What the task requires – Wherever a line below holds the word "敬请谅解", copy that line.

Task input –
+++++

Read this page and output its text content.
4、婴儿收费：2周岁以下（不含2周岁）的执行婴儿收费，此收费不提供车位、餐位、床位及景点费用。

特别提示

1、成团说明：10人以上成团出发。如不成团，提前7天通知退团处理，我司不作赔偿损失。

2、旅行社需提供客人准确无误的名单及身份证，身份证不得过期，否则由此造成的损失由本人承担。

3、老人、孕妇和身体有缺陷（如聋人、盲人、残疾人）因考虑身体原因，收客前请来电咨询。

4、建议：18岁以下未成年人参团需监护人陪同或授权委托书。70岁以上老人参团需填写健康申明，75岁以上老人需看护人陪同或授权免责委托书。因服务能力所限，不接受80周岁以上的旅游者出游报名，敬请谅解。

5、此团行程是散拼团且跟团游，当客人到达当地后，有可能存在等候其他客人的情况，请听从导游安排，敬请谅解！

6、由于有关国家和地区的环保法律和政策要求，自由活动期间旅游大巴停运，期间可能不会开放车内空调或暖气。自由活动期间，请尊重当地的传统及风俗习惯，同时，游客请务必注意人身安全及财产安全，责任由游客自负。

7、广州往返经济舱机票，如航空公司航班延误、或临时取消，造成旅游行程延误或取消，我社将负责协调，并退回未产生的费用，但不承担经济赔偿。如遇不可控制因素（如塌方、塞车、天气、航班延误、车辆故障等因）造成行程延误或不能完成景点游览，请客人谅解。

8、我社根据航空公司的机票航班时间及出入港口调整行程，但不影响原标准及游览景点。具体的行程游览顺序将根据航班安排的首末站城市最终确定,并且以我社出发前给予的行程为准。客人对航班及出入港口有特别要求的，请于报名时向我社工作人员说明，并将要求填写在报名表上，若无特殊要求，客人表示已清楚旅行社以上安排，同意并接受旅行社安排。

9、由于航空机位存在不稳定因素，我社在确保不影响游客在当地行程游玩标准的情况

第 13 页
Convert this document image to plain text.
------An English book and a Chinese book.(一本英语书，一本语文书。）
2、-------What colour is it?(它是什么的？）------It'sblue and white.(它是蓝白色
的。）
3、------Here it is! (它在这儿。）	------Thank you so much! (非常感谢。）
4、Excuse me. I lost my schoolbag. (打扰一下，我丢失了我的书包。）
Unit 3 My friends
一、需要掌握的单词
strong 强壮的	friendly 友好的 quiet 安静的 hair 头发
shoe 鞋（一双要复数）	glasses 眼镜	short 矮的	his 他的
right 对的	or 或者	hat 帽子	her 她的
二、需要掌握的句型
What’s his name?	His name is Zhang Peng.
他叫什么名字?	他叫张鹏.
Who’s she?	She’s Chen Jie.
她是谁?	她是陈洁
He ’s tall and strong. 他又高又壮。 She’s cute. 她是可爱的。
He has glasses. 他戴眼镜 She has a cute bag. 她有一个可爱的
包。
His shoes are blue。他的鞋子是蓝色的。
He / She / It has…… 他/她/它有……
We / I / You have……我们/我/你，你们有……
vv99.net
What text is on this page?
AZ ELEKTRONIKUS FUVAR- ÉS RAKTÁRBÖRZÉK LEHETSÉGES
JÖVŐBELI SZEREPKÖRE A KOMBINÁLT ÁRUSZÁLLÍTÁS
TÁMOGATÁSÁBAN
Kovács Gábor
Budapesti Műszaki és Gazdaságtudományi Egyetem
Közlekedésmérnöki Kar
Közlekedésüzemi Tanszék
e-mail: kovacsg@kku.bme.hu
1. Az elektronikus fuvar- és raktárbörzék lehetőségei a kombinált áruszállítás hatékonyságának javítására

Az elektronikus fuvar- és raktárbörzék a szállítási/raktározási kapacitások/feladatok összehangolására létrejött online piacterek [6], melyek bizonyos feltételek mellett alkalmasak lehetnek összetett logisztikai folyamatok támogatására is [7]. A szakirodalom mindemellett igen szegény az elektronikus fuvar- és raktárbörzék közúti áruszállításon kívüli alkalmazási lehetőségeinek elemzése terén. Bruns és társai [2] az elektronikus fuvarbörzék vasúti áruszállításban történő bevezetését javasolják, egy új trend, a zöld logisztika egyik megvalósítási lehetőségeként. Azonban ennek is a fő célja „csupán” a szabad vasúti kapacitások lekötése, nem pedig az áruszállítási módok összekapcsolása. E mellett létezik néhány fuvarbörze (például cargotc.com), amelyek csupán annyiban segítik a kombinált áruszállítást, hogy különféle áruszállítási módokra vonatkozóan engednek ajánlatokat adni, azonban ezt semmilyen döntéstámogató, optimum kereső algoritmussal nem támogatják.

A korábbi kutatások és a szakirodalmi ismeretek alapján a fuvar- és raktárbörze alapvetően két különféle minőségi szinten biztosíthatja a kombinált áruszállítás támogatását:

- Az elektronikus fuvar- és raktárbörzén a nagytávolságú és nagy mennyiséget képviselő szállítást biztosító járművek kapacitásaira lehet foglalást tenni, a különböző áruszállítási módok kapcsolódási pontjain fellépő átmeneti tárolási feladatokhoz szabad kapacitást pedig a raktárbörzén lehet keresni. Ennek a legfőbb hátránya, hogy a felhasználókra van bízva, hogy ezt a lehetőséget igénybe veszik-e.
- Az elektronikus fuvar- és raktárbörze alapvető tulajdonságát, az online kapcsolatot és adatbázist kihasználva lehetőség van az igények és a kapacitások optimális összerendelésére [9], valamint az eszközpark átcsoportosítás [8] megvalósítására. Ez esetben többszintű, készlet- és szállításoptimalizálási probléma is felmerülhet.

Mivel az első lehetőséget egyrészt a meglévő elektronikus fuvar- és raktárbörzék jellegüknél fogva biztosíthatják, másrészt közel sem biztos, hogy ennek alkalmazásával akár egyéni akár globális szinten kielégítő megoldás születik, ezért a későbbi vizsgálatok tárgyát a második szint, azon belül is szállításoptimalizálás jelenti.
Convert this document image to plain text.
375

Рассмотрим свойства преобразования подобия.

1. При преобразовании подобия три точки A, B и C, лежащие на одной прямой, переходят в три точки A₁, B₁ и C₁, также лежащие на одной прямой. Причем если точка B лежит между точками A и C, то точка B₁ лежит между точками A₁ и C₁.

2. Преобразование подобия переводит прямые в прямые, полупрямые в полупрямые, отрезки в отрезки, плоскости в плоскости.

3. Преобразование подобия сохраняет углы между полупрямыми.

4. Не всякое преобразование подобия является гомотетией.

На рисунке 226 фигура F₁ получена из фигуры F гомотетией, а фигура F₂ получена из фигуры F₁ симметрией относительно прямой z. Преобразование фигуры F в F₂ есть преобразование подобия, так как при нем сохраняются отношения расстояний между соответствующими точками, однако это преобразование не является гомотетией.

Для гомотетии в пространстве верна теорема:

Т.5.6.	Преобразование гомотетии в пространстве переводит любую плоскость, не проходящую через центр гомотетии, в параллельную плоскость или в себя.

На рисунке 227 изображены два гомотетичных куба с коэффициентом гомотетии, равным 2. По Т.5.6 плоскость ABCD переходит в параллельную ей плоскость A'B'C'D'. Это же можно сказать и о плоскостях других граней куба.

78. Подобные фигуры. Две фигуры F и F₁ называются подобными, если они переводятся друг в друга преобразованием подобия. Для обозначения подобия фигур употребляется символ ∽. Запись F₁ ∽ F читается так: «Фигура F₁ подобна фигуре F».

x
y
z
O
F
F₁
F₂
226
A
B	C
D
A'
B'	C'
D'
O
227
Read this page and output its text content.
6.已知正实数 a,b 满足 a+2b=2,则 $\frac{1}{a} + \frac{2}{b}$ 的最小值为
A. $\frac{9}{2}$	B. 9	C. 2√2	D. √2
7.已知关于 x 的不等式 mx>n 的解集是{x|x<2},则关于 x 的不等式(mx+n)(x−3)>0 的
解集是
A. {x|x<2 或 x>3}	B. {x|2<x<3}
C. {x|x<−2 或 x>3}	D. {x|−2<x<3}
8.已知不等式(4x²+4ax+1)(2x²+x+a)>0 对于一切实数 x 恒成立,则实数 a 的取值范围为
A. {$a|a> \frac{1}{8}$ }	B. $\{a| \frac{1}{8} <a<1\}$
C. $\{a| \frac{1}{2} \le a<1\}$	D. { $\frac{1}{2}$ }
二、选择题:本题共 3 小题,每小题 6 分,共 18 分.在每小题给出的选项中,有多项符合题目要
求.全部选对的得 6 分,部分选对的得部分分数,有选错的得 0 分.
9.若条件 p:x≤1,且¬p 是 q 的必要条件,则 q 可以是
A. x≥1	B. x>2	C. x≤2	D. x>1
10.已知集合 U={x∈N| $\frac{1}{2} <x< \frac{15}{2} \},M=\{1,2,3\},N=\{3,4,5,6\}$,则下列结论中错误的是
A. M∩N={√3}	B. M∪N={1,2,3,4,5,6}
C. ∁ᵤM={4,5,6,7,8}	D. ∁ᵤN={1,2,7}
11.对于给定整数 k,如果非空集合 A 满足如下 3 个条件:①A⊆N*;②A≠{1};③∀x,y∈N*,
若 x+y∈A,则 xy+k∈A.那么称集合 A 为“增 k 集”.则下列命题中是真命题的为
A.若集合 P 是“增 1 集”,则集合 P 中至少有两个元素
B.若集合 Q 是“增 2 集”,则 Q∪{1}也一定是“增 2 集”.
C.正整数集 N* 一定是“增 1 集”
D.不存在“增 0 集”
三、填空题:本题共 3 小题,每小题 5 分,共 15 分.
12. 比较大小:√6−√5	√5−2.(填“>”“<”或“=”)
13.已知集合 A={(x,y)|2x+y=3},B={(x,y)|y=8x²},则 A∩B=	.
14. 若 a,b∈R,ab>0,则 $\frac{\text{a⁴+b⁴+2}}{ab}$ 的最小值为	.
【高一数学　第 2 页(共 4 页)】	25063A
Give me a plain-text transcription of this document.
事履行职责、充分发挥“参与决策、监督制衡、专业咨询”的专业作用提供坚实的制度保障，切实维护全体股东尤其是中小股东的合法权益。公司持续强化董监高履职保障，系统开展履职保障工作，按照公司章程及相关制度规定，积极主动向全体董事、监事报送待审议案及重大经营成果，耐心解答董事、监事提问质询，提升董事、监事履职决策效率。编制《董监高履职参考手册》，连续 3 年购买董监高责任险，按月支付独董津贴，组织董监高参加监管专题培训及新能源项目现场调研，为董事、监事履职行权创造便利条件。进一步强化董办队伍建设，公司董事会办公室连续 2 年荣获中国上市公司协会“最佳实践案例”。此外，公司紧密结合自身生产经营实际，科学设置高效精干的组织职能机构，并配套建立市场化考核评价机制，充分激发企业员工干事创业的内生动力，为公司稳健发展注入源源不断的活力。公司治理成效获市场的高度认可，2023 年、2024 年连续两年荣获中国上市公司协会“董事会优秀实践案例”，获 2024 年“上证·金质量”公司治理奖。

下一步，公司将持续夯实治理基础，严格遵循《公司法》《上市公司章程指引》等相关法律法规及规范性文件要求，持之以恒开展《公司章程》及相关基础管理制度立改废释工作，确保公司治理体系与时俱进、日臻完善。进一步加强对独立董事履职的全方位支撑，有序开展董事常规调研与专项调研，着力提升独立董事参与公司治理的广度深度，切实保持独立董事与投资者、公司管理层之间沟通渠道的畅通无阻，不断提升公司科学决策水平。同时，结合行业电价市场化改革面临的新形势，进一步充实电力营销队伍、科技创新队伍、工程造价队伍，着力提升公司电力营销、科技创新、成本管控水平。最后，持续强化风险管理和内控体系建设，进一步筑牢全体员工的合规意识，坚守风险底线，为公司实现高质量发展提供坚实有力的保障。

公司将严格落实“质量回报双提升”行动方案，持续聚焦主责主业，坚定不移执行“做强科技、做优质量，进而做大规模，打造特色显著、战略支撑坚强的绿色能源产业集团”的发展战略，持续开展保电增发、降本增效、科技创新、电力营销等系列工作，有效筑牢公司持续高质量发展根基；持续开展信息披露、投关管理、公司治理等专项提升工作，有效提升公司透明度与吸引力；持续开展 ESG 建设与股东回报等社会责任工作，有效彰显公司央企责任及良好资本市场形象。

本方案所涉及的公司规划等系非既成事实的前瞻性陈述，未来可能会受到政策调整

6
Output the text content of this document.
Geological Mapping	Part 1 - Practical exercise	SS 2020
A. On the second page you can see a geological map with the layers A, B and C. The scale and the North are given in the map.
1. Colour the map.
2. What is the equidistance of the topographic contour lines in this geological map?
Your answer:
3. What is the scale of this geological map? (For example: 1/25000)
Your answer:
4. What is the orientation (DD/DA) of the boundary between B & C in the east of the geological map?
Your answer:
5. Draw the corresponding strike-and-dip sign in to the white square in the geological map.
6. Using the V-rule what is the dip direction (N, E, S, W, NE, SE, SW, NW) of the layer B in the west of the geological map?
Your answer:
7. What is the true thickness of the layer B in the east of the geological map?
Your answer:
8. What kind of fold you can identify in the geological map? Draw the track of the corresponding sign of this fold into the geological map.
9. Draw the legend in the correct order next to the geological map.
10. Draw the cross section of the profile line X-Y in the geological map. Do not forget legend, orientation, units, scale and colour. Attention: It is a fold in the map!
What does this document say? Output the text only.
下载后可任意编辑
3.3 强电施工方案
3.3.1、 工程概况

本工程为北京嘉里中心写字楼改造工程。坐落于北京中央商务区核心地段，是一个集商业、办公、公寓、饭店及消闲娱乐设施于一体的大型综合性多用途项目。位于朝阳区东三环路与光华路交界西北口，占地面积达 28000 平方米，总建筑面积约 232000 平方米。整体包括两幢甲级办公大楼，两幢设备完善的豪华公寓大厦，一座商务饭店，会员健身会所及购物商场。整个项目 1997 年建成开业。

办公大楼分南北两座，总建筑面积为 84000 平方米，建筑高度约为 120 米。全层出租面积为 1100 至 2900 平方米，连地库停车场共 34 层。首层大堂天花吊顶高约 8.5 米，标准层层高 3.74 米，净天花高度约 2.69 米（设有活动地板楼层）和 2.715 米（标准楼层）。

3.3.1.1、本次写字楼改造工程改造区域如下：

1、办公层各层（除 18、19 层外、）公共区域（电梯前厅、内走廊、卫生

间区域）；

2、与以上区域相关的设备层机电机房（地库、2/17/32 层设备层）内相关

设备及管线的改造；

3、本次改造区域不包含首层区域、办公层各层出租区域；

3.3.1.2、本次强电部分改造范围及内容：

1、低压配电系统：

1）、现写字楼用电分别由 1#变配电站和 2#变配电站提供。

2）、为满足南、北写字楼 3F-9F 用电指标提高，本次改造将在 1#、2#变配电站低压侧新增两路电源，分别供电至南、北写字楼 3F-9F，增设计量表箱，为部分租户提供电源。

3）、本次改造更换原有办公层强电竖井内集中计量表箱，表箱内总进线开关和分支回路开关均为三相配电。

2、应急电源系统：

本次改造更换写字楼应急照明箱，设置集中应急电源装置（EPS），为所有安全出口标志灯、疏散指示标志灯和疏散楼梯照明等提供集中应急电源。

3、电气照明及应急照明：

+++++

Result of the task –
4、建议：18岁以下未成年人参团需监护人陪同或授权委托书。70岁以上老人参团需填写健康申明，75岁以上老人需看护人陪同或授权免责委托书。因服务能力所限，不接受80周岁以上的旅游者出游报名，敬请谅解。
5、此团行程是散拼团且跟团游，当客人到达当地后，有可能存在等候其他客人的情况，请听从导游安排，敬请谅解！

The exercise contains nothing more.